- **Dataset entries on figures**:
□ □ □ □

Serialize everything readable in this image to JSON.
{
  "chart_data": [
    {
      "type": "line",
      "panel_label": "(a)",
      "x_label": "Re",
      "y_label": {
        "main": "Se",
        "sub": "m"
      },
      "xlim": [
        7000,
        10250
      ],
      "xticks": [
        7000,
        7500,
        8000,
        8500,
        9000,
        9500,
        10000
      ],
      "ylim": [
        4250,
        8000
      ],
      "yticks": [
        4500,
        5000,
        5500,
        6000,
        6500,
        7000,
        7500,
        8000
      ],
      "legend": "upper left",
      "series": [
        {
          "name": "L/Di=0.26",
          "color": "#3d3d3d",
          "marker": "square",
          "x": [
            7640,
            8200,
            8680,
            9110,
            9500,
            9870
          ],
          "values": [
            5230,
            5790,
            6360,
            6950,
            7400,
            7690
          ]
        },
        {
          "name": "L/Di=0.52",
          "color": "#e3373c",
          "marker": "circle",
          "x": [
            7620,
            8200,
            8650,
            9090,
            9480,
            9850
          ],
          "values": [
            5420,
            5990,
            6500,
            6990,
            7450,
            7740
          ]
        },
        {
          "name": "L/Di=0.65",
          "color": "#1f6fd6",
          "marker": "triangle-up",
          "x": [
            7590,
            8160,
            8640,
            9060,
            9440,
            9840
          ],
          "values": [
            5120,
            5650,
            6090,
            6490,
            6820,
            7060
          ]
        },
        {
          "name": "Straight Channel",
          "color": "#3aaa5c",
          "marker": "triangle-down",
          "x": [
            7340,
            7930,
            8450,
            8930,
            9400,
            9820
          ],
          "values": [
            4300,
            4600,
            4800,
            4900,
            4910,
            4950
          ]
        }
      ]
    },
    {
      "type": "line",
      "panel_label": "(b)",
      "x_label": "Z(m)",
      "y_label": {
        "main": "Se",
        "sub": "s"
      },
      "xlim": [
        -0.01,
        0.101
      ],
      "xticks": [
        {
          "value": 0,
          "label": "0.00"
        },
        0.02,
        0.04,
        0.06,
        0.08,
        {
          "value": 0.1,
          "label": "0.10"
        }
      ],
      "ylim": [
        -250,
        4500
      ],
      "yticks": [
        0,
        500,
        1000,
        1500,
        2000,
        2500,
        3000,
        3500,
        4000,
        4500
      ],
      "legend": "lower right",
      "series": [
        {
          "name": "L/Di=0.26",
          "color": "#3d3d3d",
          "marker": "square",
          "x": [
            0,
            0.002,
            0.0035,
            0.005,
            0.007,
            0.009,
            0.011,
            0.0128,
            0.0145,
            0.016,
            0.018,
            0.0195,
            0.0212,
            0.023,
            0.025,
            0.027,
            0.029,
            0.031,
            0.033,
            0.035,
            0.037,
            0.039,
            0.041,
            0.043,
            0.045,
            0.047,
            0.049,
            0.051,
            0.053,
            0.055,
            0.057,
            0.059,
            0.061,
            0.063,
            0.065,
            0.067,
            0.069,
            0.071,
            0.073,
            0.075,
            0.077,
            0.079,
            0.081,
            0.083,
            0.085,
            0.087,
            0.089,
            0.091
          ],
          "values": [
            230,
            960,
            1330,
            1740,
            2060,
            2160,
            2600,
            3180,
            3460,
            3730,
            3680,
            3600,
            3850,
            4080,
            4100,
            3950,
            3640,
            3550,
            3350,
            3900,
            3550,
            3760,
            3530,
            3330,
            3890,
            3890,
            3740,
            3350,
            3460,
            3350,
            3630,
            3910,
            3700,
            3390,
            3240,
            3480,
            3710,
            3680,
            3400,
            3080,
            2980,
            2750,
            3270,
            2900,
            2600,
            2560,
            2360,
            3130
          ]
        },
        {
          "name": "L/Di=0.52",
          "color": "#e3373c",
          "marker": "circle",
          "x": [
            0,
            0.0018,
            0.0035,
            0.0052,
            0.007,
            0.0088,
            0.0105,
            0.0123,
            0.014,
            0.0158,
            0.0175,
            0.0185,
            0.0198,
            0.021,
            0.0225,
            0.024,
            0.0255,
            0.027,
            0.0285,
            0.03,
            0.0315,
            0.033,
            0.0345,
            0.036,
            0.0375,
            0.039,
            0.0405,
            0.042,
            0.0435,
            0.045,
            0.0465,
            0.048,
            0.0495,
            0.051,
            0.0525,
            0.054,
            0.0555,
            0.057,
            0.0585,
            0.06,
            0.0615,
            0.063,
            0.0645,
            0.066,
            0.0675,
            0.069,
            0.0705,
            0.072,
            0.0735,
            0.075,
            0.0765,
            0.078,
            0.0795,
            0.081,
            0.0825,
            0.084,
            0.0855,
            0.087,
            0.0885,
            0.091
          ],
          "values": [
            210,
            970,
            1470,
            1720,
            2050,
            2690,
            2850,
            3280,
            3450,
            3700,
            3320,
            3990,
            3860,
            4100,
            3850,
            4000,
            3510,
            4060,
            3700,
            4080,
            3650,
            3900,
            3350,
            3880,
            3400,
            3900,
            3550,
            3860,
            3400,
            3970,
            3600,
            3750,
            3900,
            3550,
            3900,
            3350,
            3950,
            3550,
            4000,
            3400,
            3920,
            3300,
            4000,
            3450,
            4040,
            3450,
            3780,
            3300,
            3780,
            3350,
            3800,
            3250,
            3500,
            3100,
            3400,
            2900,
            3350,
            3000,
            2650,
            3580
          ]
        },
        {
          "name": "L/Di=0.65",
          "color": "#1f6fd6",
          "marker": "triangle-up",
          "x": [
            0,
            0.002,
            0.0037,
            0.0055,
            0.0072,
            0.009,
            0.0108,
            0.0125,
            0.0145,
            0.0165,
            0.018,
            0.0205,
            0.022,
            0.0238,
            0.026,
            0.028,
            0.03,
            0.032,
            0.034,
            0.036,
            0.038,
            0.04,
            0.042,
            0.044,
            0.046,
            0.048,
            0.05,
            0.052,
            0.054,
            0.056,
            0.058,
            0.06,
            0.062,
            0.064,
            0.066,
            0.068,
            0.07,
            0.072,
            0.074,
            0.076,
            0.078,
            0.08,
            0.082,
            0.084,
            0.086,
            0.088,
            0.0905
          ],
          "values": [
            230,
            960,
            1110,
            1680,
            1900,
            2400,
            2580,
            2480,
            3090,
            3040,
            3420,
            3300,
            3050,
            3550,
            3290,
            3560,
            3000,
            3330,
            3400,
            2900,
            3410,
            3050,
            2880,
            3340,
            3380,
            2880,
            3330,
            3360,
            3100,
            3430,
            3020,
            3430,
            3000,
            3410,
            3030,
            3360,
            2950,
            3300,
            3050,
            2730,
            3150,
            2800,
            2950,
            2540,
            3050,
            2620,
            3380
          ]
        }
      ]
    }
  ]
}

□ □ □ □

- **JOB**:
Check each line of the records for the string "legend" and state how many lines contain it. Give only the number.

- **FINAL RESULT**:
2